## begin RECORDS FOR THIS EXERCISE

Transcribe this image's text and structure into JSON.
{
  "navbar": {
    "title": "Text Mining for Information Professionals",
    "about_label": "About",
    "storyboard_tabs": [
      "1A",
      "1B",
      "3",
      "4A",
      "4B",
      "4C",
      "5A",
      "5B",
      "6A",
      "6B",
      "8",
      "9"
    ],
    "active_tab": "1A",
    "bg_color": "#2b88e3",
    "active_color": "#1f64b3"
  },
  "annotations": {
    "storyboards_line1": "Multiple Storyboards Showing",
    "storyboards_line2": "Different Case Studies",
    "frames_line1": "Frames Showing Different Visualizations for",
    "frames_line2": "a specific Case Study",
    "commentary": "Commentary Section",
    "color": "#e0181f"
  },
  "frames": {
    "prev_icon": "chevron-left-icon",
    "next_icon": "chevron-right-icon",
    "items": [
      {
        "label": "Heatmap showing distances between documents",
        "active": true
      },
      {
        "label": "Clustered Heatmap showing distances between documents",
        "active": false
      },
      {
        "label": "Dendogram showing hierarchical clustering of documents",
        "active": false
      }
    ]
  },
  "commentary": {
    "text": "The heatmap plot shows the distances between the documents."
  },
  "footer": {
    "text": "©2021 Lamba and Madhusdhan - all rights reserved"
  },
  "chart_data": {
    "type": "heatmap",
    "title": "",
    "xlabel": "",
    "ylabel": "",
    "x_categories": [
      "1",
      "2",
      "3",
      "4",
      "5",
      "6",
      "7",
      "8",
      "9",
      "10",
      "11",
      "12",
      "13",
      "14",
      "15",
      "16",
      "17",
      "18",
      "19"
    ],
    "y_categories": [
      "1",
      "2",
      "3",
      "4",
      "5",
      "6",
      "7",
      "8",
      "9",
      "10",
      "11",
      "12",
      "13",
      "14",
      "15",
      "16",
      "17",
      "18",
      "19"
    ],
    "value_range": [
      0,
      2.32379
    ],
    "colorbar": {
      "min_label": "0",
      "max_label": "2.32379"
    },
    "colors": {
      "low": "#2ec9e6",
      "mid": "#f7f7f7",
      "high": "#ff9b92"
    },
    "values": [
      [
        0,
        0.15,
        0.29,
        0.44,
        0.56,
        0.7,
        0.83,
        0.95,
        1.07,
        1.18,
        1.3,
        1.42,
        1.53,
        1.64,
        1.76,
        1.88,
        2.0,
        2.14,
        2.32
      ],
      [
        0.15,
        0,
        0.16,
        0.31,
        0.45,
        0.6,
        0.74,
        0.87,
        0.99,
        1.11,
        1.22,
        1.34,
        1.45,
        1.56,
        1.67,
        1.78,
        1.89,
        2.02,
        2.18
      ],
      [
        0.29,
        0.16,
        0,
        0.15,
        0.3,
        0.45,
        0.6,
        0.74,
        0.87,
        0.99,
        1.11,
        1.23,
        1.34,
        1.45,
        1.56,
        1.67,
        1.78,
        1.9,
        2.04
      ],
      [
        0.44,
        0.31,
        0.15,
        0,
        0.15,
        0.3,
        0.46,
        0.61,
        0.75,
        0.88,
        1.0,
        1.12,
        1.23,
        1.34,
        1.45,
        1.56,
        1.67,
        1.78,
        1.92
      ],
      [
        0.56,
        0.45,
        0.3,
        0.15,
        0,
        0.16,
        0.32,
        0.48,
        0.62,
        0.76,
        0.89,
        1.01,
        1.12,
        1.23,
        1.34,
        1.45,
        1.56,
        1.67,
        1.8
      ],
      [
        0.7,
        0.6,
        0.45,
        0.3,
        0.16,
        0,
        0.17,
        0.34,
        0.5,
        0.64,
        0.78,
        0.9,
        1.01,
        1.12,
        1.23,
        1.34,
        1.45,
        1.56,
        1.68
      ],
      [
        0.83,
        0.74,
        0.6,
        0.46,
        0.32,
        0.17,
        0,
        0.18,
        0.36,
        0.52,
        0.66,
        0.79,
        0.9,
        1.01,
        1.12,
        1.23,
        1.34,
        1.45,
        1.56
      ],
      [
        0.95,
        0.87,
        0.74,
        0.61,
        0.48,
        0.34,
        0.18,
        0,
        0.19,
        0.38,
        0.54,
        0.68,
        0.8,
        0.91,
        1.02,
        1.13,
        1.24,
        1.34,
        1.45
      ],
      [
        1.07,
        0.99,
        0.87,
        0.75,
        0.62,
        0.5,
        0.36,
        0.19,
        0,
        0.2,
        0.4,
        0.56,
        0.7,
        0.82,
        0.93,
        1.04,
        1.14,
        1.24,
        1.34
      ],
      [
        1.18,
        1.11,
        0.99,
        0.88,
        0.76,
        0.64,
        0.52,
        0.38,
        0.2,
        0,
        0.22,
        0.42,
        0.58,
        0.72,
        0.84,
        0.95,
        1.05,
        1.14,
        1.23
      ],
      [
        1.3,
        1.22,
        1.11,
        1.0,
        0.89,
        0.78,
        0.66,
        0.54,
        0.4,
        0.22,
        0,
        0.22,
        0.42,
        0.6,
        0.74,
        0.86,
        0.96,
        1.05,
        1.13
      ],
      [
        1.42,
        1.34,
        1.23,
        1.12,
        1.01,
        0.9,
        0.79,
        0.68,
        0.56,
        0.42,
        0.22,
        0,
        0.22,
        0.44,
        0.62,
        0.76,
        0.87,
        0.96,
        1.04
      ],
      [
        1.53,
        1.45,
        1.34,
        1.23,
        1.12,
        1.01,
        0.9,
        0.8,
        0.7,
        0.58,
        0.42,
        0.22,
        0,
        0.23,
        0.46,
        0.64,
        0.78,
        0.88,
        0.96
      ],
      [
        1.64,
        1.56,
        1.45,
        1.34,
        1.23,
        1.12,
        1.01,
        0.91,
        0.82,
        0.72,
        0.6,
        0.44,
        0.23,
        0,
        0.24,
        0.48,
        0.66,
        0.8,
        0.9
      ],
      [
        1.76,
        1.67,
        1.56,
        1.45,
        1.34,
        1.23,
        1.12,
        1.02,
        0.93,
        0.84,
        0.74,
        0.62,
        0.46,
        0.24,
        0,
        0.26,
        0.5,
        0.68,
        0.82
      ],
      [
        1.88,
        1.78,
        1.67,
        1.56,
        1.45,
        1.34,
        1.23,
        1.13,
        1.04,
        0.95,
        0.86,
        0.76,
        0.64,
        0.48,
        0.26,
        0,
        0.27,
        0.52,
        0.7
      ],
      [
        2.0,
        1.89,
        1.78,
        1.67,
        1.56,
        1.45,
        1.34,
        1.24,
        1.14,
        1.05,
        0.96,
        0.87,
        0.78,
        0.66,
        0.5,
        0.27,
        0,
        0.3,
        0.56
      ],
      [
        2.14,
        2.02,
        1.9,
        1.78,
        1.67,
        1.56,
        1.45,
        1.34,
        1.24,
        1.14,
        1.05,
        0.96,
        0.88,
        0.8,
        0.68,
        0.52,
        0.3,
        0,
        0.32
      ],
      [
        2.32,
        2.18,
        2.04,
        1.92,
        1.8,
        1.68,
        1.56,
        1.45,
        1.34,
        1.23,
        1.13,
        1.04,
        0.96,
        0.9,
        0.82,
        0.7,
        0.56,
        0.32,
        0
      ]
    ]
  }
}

## end RECORDS FOR THIS EXERCISE

**EXERCISE REQUIREMENTS**
Return, from the data, each line that has the word "distances" in it.

**COMPLETED TASK**
        "label": "Heatmap showing distances between documents",
        "label": "Clustered Heatmap showing distances between documents",
    "text": "The heatmap plot shows the distances between the documents."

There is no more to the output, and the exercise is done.